What is needed: How would the passage on conducting FDA-ready literature reviews go on? Write its next part, starting right after its final sentence.

Passage for review:
□ □ □ □
In these scenarios, literature is expected to supplement, not replace, new clinical investigations.

Practical Workflow: Conducting FDA-Ready Literature Reviews

Database selection

FDA expects literature reviews to be conducted using appropriate and comprehensive databases, selected based on the clinical and regulatory question being addressed.

Commonly used sources include:

• PubMed / MEDLINE

• Embase

• FDA databases and advisory committee materials

Manufacturers should justify database selection and demonstrate that key sources relevant to the device and indication were included.

Search string documentation

Search strategies should be predefined, documented, and reproducible. FDA reviewers may assess whether search terms were sufficiently sensitive to capture relevant evidence. [FDA, Scientific Evidence in Medical Device Submissions (Dec 2017)]

Documentation typically includes:

• Full search strings and Boolean operators

• Date ranges

• Filters or limits applied

Well-documented searches reduce ambiguity and support regulatory confidence.
□ □ □ □
Provided information:
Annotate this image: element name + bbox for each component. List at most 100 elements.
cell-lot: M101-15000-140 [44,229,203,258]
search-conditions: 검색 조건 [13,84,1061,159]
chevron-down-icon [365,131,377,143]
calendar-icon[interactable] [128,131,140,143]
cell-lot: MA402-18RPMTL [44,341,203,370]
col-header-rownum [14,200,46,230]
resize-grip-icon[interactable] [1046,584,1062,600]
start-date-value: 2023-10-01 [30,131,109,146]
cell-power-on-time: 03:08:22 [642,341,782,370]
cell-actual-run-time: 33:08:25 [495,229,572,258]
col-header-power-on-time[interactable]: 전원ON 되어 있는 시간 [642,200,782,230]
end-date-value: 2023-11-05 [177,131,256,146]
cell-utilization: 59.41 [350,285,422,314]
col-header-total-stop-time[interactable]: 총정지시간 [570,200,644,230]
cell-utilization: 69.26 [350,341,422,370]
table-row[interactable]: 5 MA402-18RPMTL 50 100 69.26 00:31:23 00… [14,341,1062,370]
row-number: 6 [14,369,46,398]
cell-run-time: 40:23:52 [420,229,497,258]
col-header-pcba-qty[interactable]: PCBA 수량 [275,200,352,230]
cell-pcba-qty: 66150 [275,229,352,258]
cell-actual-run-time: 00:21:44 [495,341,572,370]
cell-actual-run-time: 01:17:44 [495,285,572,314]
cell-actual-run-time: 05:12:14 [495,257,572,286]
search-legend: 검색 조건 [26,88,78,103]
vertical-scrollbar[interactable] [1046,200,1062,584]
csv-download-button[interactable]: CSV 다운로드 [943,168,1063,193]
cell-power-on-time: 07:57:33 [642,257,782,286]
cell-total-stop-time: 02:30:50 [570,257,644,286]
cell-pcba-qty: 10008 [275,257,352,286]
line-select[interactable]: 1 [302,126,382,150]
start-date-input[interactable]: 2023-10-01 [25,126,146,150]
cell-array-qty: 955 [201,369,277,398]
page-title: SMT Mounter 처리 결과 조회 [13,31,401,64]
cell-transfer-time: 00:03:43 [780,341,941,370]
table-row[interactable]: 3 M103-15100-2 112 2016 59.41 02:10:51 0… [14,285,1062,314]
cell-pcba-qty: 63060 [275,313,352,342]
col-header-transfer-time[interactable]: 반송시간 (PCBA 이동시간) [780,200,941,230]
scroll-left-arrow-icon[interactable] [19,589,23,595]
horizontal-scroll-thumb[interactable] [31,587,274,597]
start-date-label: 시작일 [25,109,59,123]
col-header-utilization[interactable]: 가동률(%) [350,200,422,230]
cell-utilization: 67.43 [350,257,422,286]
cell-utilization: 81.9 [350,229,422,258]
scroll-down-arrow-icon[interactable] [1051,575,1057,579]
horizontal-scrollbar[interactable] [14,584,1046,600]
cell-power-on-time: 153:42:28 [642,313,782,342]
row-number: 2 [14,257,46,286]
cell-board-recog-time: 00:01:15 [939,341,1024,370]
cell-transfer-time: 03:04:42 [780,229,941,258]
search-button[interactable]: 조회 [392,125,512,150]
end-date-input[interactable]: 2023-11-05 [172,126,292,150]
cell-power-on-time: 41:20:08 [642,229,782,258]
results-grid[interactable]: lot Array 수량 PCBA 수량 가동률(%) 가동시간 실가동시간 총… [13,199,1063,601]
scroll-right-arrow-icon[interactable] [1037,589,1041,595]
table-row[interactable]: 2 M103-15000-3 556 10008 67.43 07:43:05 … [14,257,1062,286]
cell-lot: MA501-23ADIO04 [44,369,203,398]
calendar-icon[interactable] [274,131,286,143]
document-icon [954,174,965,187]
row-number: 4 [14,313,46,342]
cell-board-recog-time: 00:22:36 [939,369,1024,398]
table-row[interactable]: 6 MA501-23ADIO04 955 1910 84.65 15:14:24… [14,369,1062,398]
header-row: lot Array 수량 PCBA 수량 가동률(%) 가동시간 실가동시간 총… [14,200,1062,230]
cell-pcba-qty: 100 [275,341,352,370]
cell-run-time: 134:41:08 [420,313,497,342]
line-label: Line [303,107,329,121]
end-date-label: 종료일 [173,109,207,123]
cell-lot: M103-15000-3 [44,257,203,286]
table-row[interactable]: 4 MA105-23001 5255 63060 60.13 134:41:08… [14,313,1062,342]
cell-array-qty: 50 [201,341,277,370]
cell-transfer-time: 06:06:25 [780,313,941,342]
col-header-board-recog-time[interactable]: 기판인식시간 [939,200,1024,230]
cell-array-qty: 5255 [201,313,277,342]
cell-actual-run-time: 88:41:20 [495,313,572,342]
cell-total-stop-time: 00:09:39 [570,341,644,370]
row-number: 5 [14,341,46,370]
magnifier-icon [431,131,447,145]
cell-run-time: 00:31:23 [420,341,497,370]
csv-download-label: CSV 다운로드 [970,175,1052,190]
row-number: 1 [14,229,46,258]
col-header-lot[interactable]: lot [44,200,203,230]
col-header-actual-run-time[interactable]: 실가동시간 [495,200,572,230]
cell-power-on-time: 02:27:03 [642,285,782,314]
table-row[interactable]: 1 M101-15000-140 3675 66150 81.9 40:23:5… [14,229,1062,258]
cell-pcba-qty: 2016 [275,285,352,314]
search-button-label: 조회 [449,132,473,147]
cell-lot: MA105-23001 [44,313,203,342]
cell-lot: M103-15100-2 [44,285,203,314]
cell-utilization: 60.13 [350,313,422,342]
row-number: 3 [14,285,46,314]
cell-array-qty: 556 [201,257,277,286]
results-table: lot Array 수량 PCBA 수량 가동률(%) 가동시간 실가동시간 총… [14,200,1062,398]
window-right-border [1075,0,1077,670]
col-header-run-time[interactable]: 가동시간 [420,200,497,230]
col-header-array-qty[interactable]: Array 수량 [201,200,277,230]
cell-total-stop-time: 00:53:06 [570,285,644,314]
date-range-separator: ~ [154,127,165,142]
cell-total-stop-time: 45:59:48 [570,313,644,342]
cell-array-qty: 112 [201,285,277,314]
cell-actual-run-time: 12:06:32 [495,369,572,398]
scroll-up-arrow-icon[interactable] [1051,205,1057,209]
□ □ □ □
Result for this task:
Screening and selection process

FDA expects manufacturers to clearly describe how studies were screened and selected. This includes:

• Defined inclusion and exclusion criteria

• Rationale for study exclusion

• Documentation of screening decisions (eg PRISMA-aligned reporting).

PRISMA-style flow diagrams are often useful for illustrating the screening process, even when a fully systematic review is not required.

Critical appraisal in an FDA context

Critical appraisal should focus on regulatory relevance, not academic critique alone. FDA reviewers are primarily interested in whether study limitations impact the reliability of conclusions drawn for safety or effectiveness.

Manufacturers should assess:

• Study design and bias

• Outcome relevance

• Applicability to the device’s approved or proposed use

Synthesis and gap analysis

Literature findings should be synthesized to answer specific regulatory questions, rather than summarized descriptively. Identified gaps should be acknowledged and addressed through additional data sources where appropriate.

 How Evidence Cloud Supports FDA Literature Requirements

Managing FDA-ready literature reviews requires tools that support traceability, transparency, and ongoing updates. Platforms such as Evidence Cloud are designed to align with these regulatory expectations. These features help translate regulatory expectations into operationally consistent literature workflows.

Key capabilities include:

• Multi-database search management, enabling structured and repeatable searches

• Audit trails documenting search strategies, screening decisions, and updates

• Living review functionality to support ongoing PMS and post-approval obligations

These features can help regulatory and clinical teams maintain consistent, inspection-ready literature processes across the device lifecycle.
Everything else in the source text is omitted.